— Work to be completed —
Every line in the listing is to be echoed verbatim.

— Information given —
━━━━━━━━━━━━━━━━

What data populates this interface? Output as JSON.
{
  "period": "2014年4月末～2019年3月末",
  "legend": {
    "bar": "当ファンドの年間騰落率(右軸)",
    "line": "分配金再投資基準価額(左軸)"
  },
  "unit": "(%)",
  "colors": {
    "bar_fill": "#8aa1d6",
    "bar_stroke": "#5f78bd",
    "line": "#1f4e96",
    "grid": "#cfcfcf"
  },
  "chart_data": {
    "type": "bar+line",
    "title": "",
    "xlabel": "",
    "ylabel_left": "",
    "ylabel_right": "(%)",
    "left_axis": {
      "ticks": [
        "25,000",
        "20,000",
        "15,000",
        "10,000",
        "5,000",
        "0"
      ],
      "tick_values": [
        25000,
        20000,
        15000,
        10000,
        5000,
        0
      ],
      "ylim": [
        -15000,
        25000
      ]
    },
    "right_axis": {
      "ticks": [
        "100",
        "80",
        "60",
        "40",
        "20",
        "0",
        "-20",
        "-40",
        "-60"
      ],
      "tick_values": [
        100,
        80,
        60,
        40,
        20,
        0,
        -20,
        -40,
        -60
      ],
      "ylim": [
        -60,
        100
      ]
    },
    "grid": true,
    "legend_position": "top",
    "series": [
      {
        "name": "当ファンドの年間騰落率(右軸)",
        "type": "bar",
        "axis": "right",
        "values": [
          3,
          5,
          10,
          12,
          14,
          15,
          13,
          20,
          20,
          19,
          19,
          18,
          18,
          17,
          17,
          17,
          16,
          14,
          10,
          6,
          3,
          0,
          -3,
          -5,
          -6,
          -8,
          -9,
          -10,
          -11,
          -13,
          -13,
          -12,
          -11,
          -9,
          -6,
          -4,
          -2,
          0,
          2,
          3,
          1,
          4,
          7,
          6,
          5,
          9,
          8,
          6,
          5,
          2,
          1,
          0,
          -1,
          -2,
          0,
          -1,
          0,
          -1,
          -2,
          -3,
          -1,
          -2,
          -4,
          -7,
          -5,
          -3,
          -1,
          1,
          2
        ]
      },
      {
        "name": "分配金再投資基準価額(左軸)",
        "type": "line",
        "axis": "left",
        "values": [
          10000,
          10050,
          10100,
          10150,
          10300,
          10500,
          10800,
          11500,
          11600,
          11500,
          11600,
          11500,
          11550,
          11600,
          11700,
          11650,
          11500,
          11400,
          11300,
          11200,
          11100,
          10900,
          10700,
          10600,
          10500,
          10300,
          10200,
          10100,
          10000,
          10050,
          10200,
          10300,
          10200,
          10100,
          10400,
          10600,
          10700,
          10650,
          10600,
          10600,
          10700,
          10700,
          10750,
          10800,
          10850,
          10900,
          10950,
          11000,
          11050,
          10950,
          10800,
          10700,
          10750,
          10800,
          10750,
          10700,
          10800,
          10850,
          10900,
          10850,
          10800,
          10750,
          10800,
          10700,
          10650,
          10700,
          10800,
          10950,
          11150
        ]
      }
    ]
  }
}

━━━━━━━━━━━━━━━━

— Answer in full —
What data populates this interface? Output as JSON.
{
  "period": "2014年4月末～2019年3月末",
  "legend": {
    "bar": "当ファンドの年間騰落率(右軸)",
    "line": "分配金再投資基準価額(左軸)"
  },
  "unit": "(%)",
  "colors": {
    "bar_fill": "#8aa1d6",
    "bar_stroke": "#5f78bd",
    "line": "#1f4e96",
    "grid": "#cfcfcf"
  },
  "chart_data": {
    "type": "bar+line",
    "title": "",
    "xlabel": "",
    "ylabel_left": "",
    "ylabel_right": "(%)",
    "left_axis": {
      "ticks": [
        "25,000",
        "20,000",
        "15,000",
        "10,000",
        "5,000",
        "0"
      ],
      "tick_values": [
        25000,
        20000,
        15000,
        10000,
        5000,
        0
      ],
      "ylim": [
        -15000,
        25000
      ]
    },
    "right_axis": {
      "ticks": [
        "100",
        "80",
        "60",
        "40",
        "20",
        "0",
        "-20",
        "-40",
        "-60"
      ],
      "tick_values": [
        100,
        80,
        60,
        40,
        20,
        0,
        -20,
        -40,
        -60
      ],
      "ylim": [
        -60,
        100
      ]
    },
    "grid": true,
    "legend_position": "top",
    "series": [
      {
        "name": "当ファンドの年間騰落率(右軸)",
        "type": "bar",
        "axis": "right",
        "values": [
          3,
          5,
          10,
          12,
          14,
          15,
          13,
          20,
          20,
          19,
          19,
          18,
          18,
          17,
          17,
          17,
          16,
          14,
          10,
          6,
          3,
          0,
          -3,
          -5,
          -6,
          -8,
          -9,
          -10,
          -11,
          -13,
          -13,
          -12,
          -11,
          -9,
          -6,
          -4,
          -2,
          0,
          2,
          3,
          1,
          4,
          7,
          6,
          5,
          9,
          8,
          6,
          5,
          2,
          1,
          0,
          -1,
          -2,
          0,
          -1,
          0,
          -1,
          -2,
          -3,
          -1,
          -2,
          -4,
          -7,
          -5,
          -3,
          -1,
          1,
          2
        ]
      },
      {
        "name": "分配金再投資基準価額(左軸)",
        "type": "line",
        "axis": "left",
        "values": [
          10000,
          10050,
          10100,
          10150,
          10300,
          10500,
          10800,
          11500,
          11600,
          11500,
          11600,
          11500,
          11550,
          11600,
          11700,
          11650,
          11500,
          11400,
          11300,
          11200,
          11100,
          10900,
          10700,
          10600,
          10500,
          10300,
          10200,
          10100,
          10000,
          10050,
          10200,
          10300,
          10200,
          10100,
          10400,
          10600,
          10700,
          10650,
          10600,
          10600,
          10700,
          10700,
          10750,
          10800,
          10850,
          10900,
          10950,
          11000,
          11050,
          10950,
          10800,
          10700,
          10750,
          10800,
          10750,
          10700,
          10800,
          10850,
          10900,
          10850,
          10800,
          10750,
          10800,
          10700,
          10650,
          10700,
          10800,
          10950,
          11150
        ]
      }
    ]
  }
}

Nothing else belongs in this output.